■ WHAT YOU WILL DO: Transcribe every line exactly and omit anything that is a picture.

■ RECORDED DATA:
_ _ _

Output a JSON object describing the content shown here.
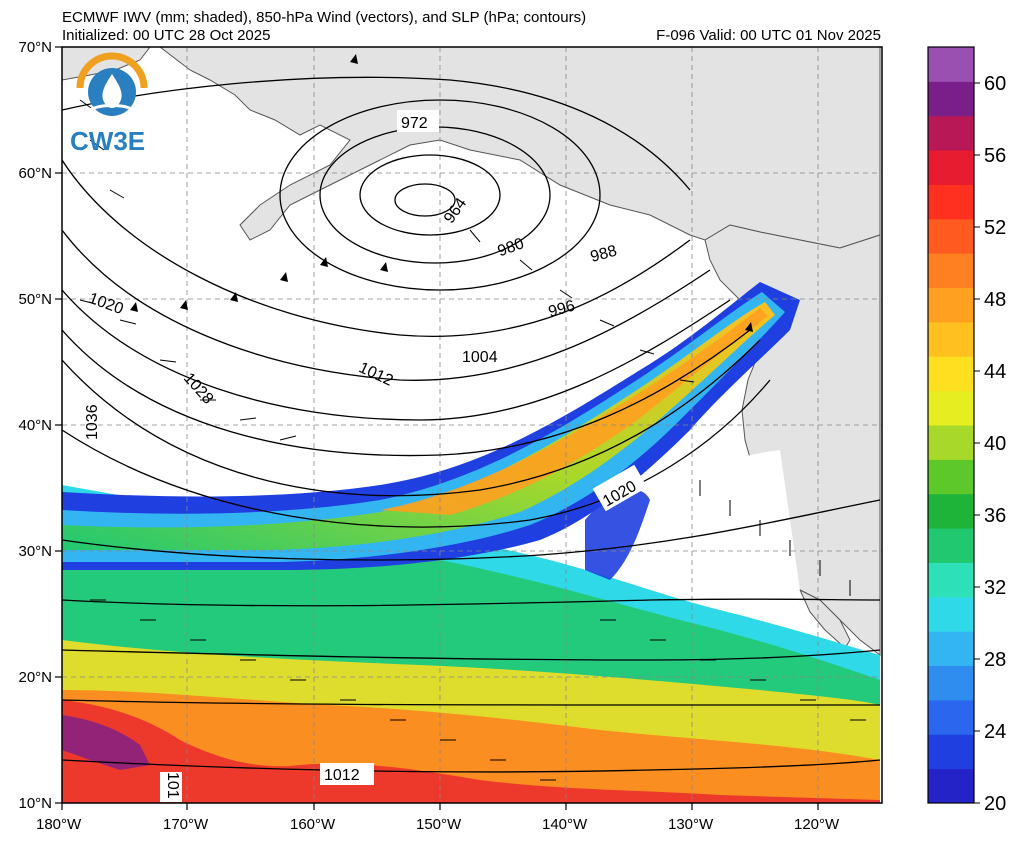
{
  "header": {
    "title": "ECMWF IWV (mm; shaded), 850-hPa Wind (vectors), and SLP (hPa; contours)",
    "initialized": "Initialized: 00 UTC 28 Oct 2025",
    "valid": "F-096  Valid: 00 UTC 01 Nov 2025"
  },
  "logo": {
    "text": "CW3E"
  },
  "axes": {
    "lon_labels": [
      "180°W",
      "170°W",
      "160°W",
      "150°W",
      "140°W",
      "130°W",
      "120°W"
    ],
    "lat_labels": [
      "70°N",
      "60°N",
      "50°N",
      "40°N",
      "30°N",
      "20°N",
      "10°N"
    ]
  },
  "colorbar": {
    "labels": [
      "60",
      "56",
      "52",
      "48",
      "44",
      "40",
      "36",
      "32",
      "28",
      "24",
      "20"
    ],
    "min": 20,
    "max": 62,
    "step": 2,
    "colors": [
      "#2323c8",
      "#1f3fe0",
      "#2a66ee",
      "#2f8df0",
      "#33b5f2",
      "#2fd9e8",
      "#2ee0b8",
      "#22c870",
      "#1eb43a",
      "#5cc82a",
      "#a8d82a",
      "#e6ee20",
      "#ffe020",
      "#ffc020",
      "#ffa020",
      "#ff8020",
      "#ff5a20",
      "#ff3020",
      "#e81c30",
      "#b81856",
      "#7a1e8a",
      "#9a50b0"
    ]
  },
  "contour_labels": [
    "972",
    "964",
    "980",
    "988",
    "996",
    "1004",
    "1012",
    "1020",
    "1028",
    "1036",
    "1020",
    "1012",
    "101"
  ],
  "colors": {
    "land": "#e3e3e3",
    "ocean": "#ffffff",
    "contour": "#000000",
    "grid": "#888888"
  }
}
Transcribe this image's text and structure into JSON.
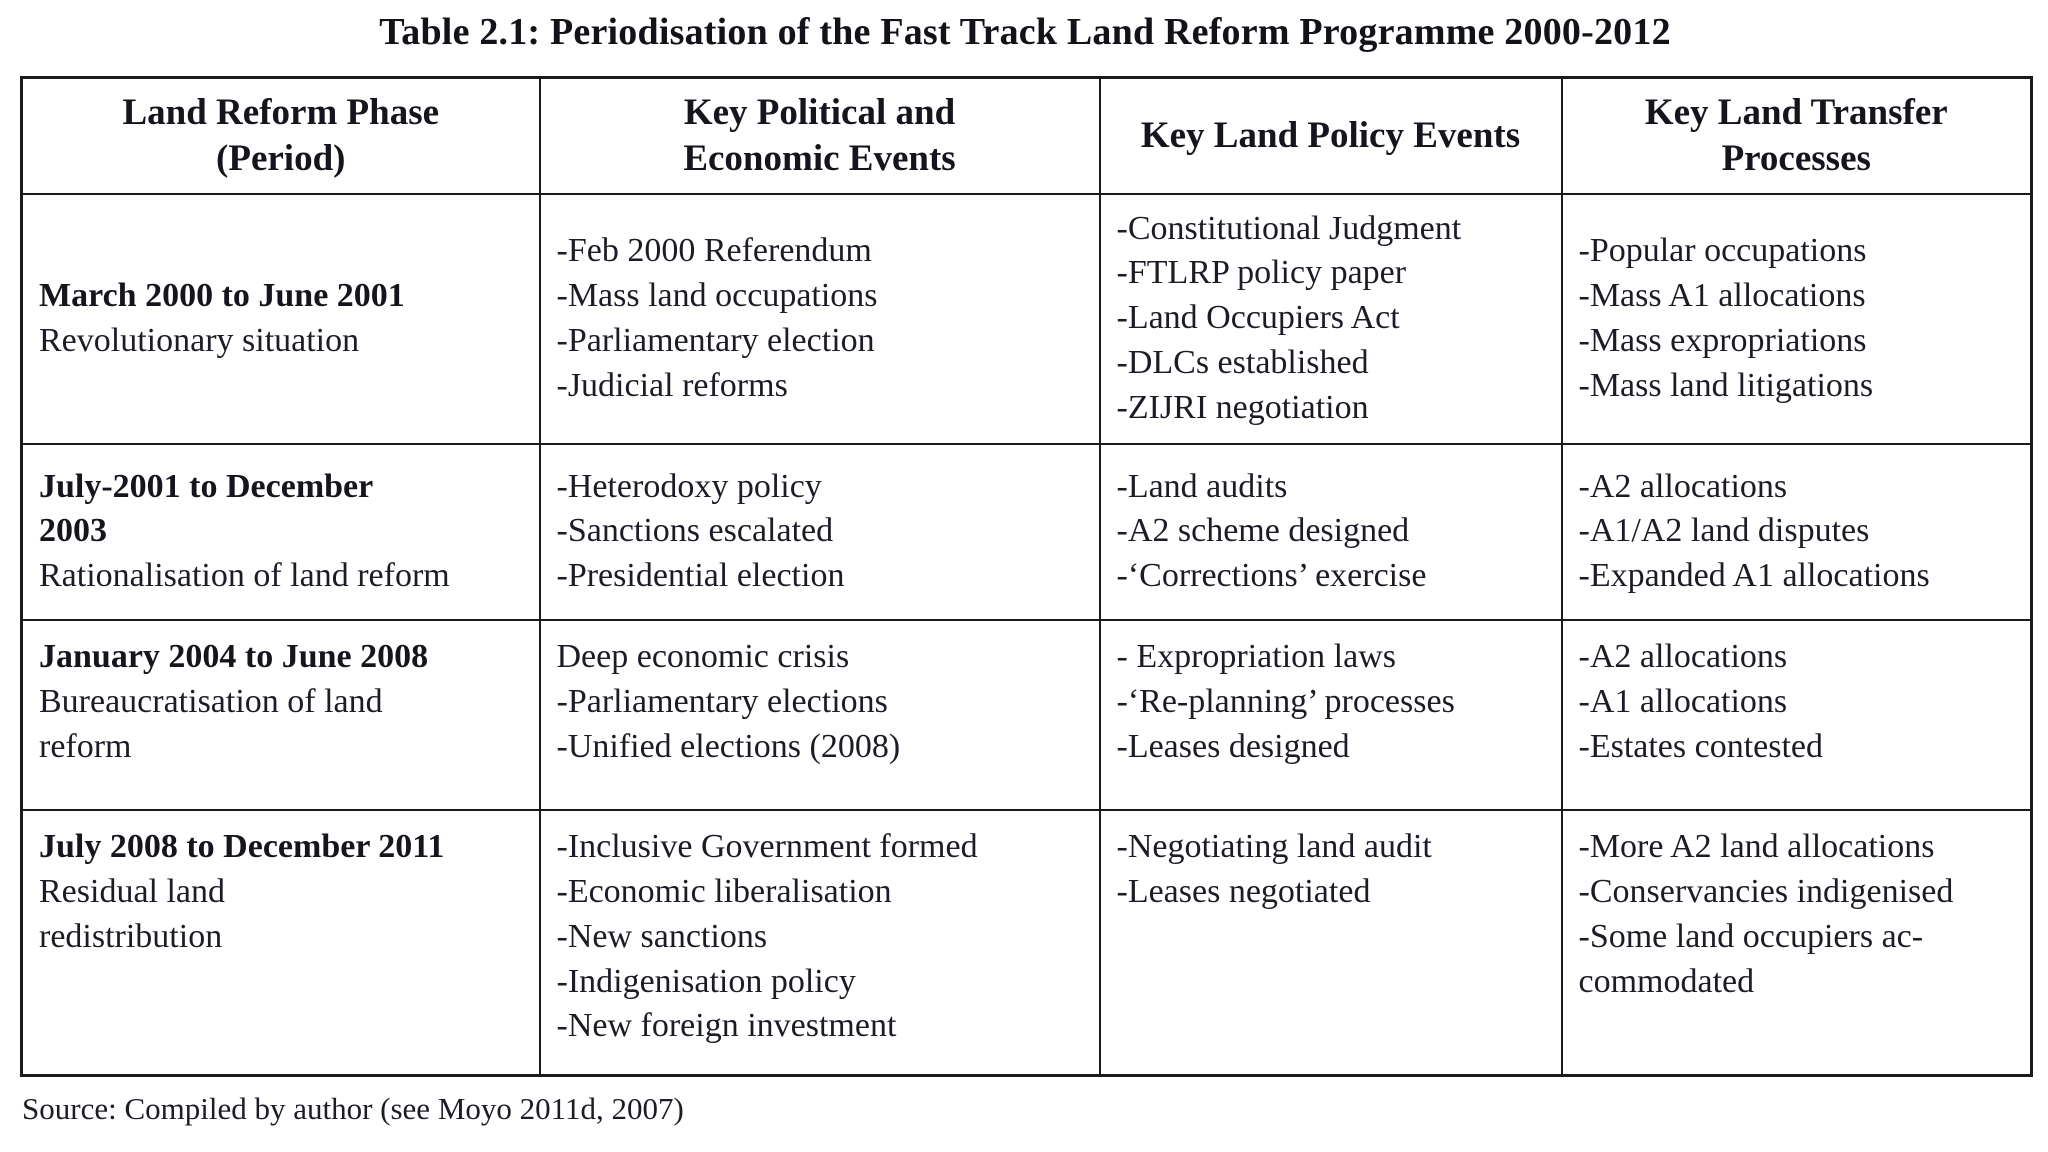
{
  "page": {
    "title": "Table 2.1: Periodisation of the Fast Track Land Reform Programme 2000-2012",
    "source_note": "Source: Compiled by author (see Moyo 2011d, 2007)"
  },
  "table": {
    "headers": [
      {
        "lines": [
          "Land Reform Phase",
          "(Period)"
        ]
      },
      {
        "lines": [
          "Key Political and",
          "Economic Events"
        ]
      },
      {
        "lines": [
          "Key Land Policy Events"
        ]
      },
      {
        "lines": [
          "Key Land Transfer",
          "Processes"
        ]
      }
    ],
    "rows": [
      {
        "phase_lines": [
          "March 2000 to June 2001"
        ],
        "phase_label_lines": [
          "Revolutionary situation"
        ],
        "political_economic_events": [
          "-Feb 2000 Referendum",
          "-Mass land occupations",
          "-Parliamentary election",
          "-Judicial reforms"
        ],
        "land_policy_events": [
          "-Constitutional Judgment",
          "-FTLRP policy paper",
          "-Land Occupiers Act",
          "-DLCs established",
          "-ZIJRI negotiation"
        ],
        "land_transfer_processes": [
          "-Popular occupations",
          "-Mass A1 allocations",
          "-Mass expropriations",
          "-Mass land litigations"
        ]
      },
      {
        "phase_lines": [
          "July-2001 to December",
          "2003"
        ],
        "phase_label_lines": [
          "Rationalisation of land reform"
        ],
        "political_economic_events": [
          "-Heterodoxy policy",
          "-Sanctions escalated",
          "-Presidential election"
        ],
        "land_policy_events": [
          "-Land audits",
          "-A2 scheme designed",
          "-‘Corrections’ exercise"
        ],
        "land_transfer_processes": [
          "-A2 allocations",
          "-A1/A2 land disputes",
          "-Expanded A1 allocations"
        ]
      },
      {
        "phase_lines": [
          "January 2004 to June 2008"
        ],
        "phase_label_lines": [
          "Bureaucratisation of land",
          "reform"
        ],
        "political_economic_events": [
          "Deep economic crisis",
          "-Parliamentary elections",
          "-Unified elections (2008)"
        ],
        "land_policy_events": [
          "- Expropriation laws",
          "-‘Re-planning’ processes",
          "-Leases designed"
        ],
        "land_transfer_processes": [
          "-A2 allocations",
          "-A1 allocations",
          "-Estates contested"
        ]
      },
      {
        "phase_lines": [
          "July 2008 to December 2011"
        ],
        "phase_label_lines": [
          "Residual land",
          "redistribution"
        ],
        "political_economic_events": [
          "-Inclusive Government formed",
          "-Economic liberalisation",
          "-New sanctions",
          "-Indigenisation policy",
          "-New foreign investment"
        ],
        "land_policy_events": [
          "-Negotiating land audit",
          "-Leases negotiated"
        ],
        "land_transfer_processes": [
          "-More A2 land allocations",
          "-Conservancies indigenised",
          "-Some land occupiers ac-",
          "commodated"
        ]
      }
    ]
  }
}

_ _ _

■ RESPONSE TO THIS TASK:
Output a JSON object describing the content shown here.
{
  "header": {
    "title": "ECMWF IWV (mm; shaded), 850-hPa Wind (vectors), and SLP (hPa; contours)",
    "initialized": "Initialized: 00 UTC 28 Oct 2025",
    "valid": "F-096  Valid: 00 UTC 01 Nov 2025"
  },
  "logo": {
    "text": "CW3E"
  },
  "axes": {
    "lon_labels": [
      "180°W",
      "170°W",
      "160°W",
      "150°W",
      "140°W",
      "130°W",
      "120°W"
    ],
    "lat_labels": [
      "70°N",
      "60°N",
      "50°N",
      "40°N",
      "30°N",
      "20°N",
      "10°N"
    ]
  },
  "colorbar": {
    "labels": [
      "60",
      "56",
      "52",
      "48",
      "44",
      "40",
      "36",
      "32",
      "28",
      "24",
      "20"
    ],
    "min": 20,
    "max": 62,
    "step": 2,
    "colors": [
      "#2323c8",
      "#1f3fe0",
      "#2a66ee",
      "#2f8df0",
      "#33b5f2",
      "#2fd9e8",
      "#2ee0b8",
      "#22c870",
      "#1eb43a",
      "#5cc82a",
      "#a8d82a",
      "#e6ee20",
      "#ffe020",
      "#ffc020",
      "#ffa020",
      "#ff8020",
      "#ff5a20",
      "#ff3020",
      "#e81c30",
      "#b81856",
      "#7a1e8a",
      "#9a50b0"
    ]
  },
  "contour_labels": [
    "972",
    "964",
    "980",
    "988",
    "996",
    "1004",
    "1012",
    "1020",
    "1028",
    "1036",
    "1020",
    "1012",
    "101"
  ],
  "colors": {
    "land": "#e3e3e3",
    "ocean": "#ffffff",
    "contour": "#000000",
    "grid": "#888888"
  }
}
Transcribe this image's text and structure into JSON.
{
  "page": {
    "title": "Table 2.1: Periodisation of the Fast Track Land Reform Programme 2000-2012",
    "source_note": "Source: Compiled by author (see Moyo 2011d, 2007)"
  },
  "table": {
    "headers": [
      {
        "lines": [
          "Land Reform Phase",
          "(Period)"
        ]
      },
      {
        "lines": [
          "Key Political and",
          "Economic Events"
        ]
      },
      {
        "lines": [
          "Key Land Policy Events"
        ]
      },
      {
        "lines": [
          "Key Land Transfer",
          "Processes"
        ]
      }
    ],
    "rows": [
      {
        "phase_lines": [
          "March 2000 to June 2001"
        ],
        "phase_label_lines": [
          "Revolutionary situation"
        ],
        "political_economic_events": [
          "-Feb 2000 Referendum",
          "-Mass land occupations",
          "-Parliamentary election",
          "-Judicial reforms"
        ],
        "land_policy_events": [
          "-Constitutional Judgment",
          "-FTLRP policy paper",
          "-Land Occupiers Act",
          "-DLCs established",
          "-ZIJRI negotiation"
        ],
        "land_transfer_processes": [
          "-Popular occupations",
          "-Mass A1 allocations",
          "-Mass expropriations",
          "-Mass land litigations"
        ]
      },
      {
        "phase_lines": [
          "July-2001 to December",
          "2003"
        ],
        "phase_label_lines": [
          "Rationalisation of land reform"
        ],
        "political_economic_events": [
          "-Heterodoxy policy",
          "-Sanctions escalated",
          "-Presidential election"
        ],
        "land_policy_events": [
          "-Land audits",
          "-A2 scheme designed",
          "-‘Corrections’ exercise"
        ],
        "land_transfer_processes": [
          "-A2 allocations",
          "-A1/A2 land disputes",
          "-Expanded A1 allocations"
        ]
      },
      {
        "phase_lines": [
          "January 2004 to June 2008"
        ],
        "phase_label_lines": [
          "Bureaucratisation of land",
          "reform"
        ],
        "political_economic_events": [
          "Deep economic crisis",
          "-Parliamentary elections",
          "-Unified elections (2008)"
        ],
        "land_policy_events": [
          "- Expropriation laws",
          "-‘Re-planning’ processes",
          "-Leases designed"
        ],
        "land_transfer_processes": [
          "-A2 allocations",
          "-A1 allocations",
          "-Estates contested"
        ]
      },
      {
        "phase_lines": [
          "July 2008 to December 2011"
        ],
        "phase_label_lines": [
          "Residual land",
          "redistribution"
        ],
        "political_economic_events": [
          "-Inclusive Government formed",
          "-Economic liberalisation",
          "-New sanctions",
          "-Indigenisation policy",
          "-New foreign investment"
        ],
        "land_policy_events": [
          "-Negotiating land audit",
          "-Leases negotiated"
        ],
        "land_transfer_processes": [
          "-More A2 land allocations",
          "-Conservancies indigenised",
          "-Some land occupiers ac-",
          "commodated"
        ]
      }
    ]
  }
}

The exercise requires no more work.